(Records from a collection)
——————————

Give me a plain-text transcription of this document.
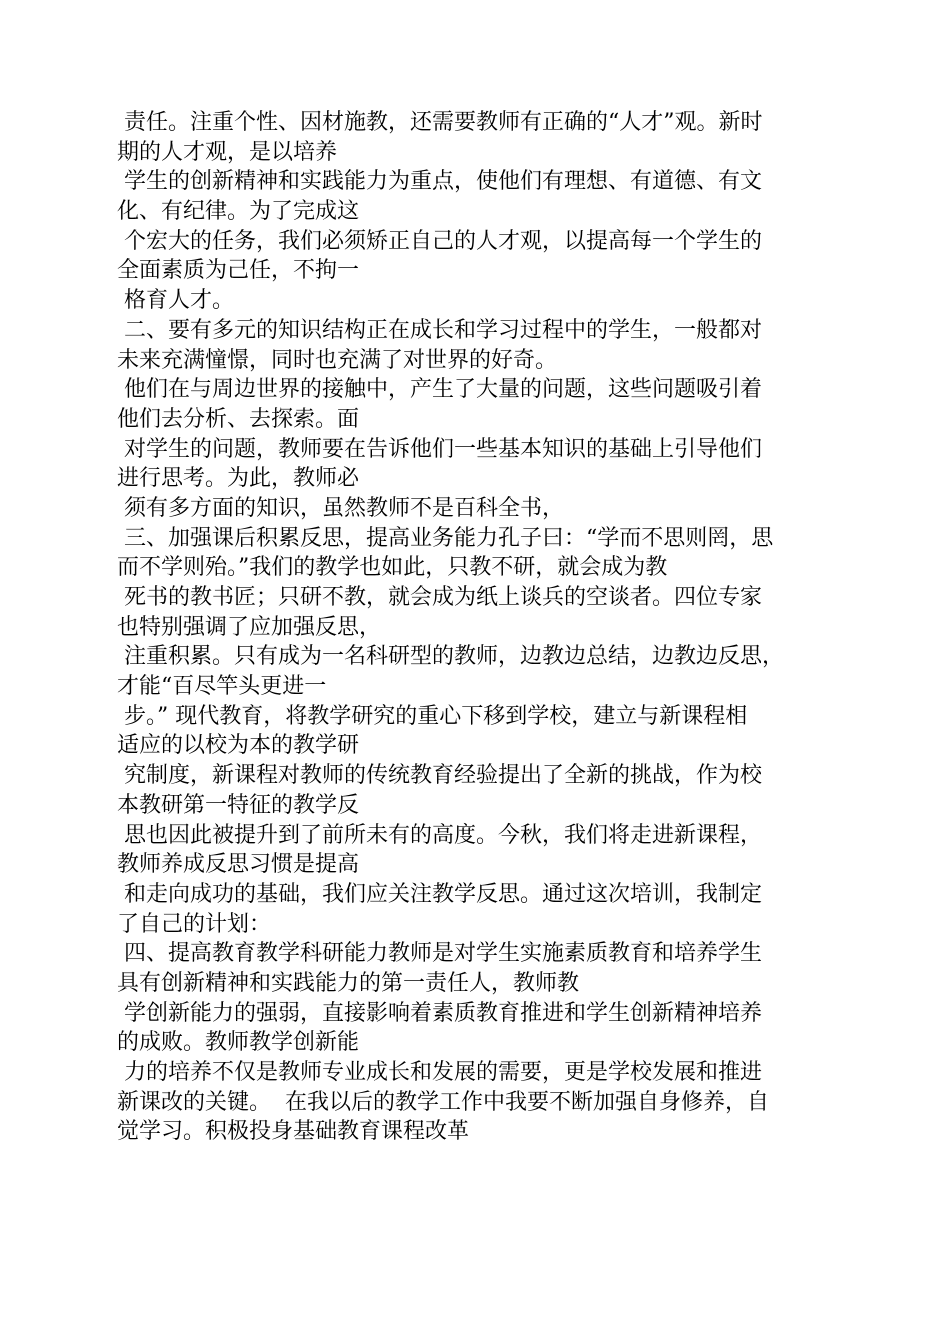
责任。注重个性、因材施教，还需要教师有正确的“人才”观。新时
期的人才观，是以培养
学生的创新精神和实践能力为重点，使他们有理想、有道德、有文
化、有纪律。为了完成这
个宏大的任务，我们必须矫正自己的人才观，以提高每一个学生的
全面素质为己任，不拘一
格育人才。
二、要有多元的知识结构正在成长和学习过程中的学生，一般都对
未来充满憧憬，同时也充满了对世界的好奇。
他们在与周边世界的接触中，产生了大量的问题，这些问题吸引着
他们去分析、去探索。面
对学生的问题，教师要在告诉他们一些基本知识的基础上引导他们
进行思考。为此，教师必
须有多方面的知识，虽然教师不是百科全书，
三、加强课后积累反思，提高业务能力孔子曰：“学而不思则罔，思
而不学则殆。”我们的教学也如此，只教不研，就会成为教
死书的教书匠；只研不教，就会成为纸上谈兵的空谈者。四位专家
也特别强调了应加强反思，
注重积累。只有成为一名科研型的教师，边教边总结，边教边反思，
才能“百尽竿头更进一
步。” 现代教育，将教学研究的重心下移到学校，建立与新课程相
适应的以校为本的教学研
究制度，新课程对教师的传统教育经验提出了全新的挑战，作为校
本教研第一特征的教学反
思也因此被提升到了前所未有的高度。今秋，我们将走进新课程，
教师养成反思习惯是提高
和走向成功的基础，我们应关注教学反思。通过这次培训，我制定
了自己的计划：
四、提高教育教学科研能力教师是对学生实施素质教育和培养学生
具有创新精神和实践能力的第一责任人，教师教
学创新能力的强弱，直接影响着素质教育推进和学生创新精神培养
的成败。教师教学创新能
力的培养不仅是教师专业成长和发展的需要，更是学校发展和推进
新课改的关键。  在我以后的教学工作中我要不断加强自身修养，自
觉学习。积极投身基础教育课程改革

——————————

Problem details. Set down all the entries exactly as they appear, but skip any pictures.

Problem solution.
Give me a plain-text transcription of this document.
责任。注重个性、因材施教，还需要教师有正确的“人才”观。新时
期的人才观，是以培养
学生的创新精神和实践能力为重点，使他们有理想、有道德、有文
化、有纪律。为了完成这
个宏大的任务，我们必须矫正自己的人才观，以提高每一个学生的
全面素质为己任，不拘一
格育人才。
二、要有多元的知识结构正在成长和学习过程中的学生，一般都对
未来充满憧憬，同时也充满了对世界的好奇。
他们在与周边世界的接触中，产生了大量的问题，这些问题吸引着
他们去分析、去探索。面
对学生的问题，教师要在告诉他们一些基本知识的基础上引导他们
进行思考。为此，教师必
须有多方面的知识，虽然教师不是百科全书，
三、加强课后积累反思，提高业务能力孔子曰：“学而不思则罔，思
而不学则殆。”我们的教学也如此，只教不研，就会成为教
死书的教书匠；只研不教，就会成为纸上谈兵的空谈者。四位专家
也特别强调了应加强反思，
注重积累。只有成为一名科研型的教师，边教边总结，边教边反思，
才能“百尽竿头更进一
步。” 现代教育，将教学研究的重心下移到学校，建立与新课程相
适应的以校为本的教学研
究制度，新课程对教师的传统教育经验提出了全新的挑战，作为校
本教研第一特征的教学反
思也因此被提升到了前所未有的高度。今秋，我们将走进新课程，
教师养成反思习惯是提高
和走向成功的基础，我们应关注教学反思。通过这次培训，我制定
了自己的计划：
四、提高教育教学科研能力教师是对学生实施素质教育和培养学生
具有创新精神和实践能力的第一责任人，教师教
学创新能力的强弱，直接影响着素质教育推进和学生创新精神培养
的成败。教师教学创新能
力的培养不仅是教师专业成长和发展的需要，更是学校发展和推进
新课改的关键。  在我以后的教学工作中我要不断加强自身修养，自
觉学习。积极投身基础教育课程改革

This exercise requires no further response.